Records about charts and figures
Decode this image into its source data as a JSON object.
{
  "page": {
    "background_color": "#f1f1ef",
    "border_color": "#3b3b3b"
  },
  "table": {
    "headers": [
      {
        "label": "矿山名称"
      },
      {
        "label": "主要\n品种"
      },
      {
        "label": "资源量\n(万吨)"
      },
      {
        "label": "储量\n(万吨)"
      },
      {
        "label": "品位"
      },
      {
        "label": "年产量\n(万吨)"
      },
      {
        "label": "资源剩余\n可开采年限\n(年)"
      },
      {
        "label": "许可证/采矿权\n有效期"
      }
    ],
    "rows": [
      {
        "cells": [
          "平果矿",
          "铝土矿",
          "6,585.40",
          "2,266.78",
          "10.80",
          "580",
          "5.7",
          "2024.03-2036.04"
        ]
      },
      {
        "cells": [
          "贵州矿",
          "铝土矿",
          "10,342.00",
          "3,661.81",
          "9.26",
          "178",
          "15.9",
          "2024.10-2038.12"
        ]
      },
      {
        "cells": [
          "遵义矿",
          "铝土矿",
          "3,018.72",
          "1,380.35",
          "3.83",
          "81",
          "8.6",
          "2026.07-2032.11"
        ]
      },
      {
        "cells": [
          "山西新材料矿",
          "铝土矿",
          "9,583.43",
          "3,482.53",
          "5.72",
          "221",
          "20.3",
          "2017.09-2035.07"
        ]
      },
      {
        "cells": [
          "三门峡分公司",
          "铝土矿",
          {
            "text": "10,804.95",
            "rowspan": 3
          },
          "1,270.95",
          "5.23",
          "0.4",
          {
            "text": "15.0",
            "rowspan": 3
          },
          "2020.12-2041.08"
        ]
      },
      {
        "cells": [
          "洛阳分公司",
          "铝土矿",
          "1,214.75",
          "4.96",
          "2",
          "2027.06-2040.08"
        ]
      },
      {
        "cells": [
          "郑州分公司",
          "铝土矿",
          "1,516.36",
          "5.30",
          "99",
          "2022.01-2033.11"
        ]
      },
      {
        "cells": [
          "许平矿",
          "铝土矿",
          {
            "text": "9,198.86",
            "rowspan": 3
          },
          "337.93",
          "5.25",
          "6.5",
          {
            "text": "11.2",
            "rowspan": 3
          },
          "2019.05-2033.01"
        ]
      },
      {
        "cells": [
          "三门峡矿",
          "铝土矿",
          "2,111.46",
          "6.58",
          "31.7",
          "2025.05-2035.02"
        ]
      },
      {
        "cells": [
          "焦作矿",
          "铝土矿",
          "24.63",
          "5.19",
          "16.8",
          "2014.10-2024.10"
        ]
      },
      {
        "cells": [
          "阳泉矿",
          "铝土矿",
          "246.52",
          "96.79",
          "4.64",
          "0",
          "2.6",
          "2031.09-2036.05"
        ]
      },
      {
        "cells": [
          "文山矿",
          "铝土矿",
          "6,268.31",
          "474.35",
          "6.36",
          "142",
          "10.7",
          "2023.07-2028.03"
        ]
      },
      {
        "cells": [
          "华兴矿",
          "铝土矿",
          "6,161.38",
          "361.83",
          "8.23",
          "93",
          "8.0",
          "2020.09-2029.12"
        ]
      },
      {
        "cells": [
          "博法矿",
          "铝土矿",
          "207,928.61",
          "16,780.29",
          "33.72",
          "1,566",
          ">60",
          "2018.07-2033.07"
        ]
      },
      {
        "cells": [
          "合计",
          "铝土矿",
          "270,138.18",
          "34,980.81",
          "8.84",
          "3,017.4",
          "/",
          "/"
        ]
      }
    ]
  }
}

Objective: Above are the entries; count how many of their lines contain the word "text" and give only that number.

Answer: 4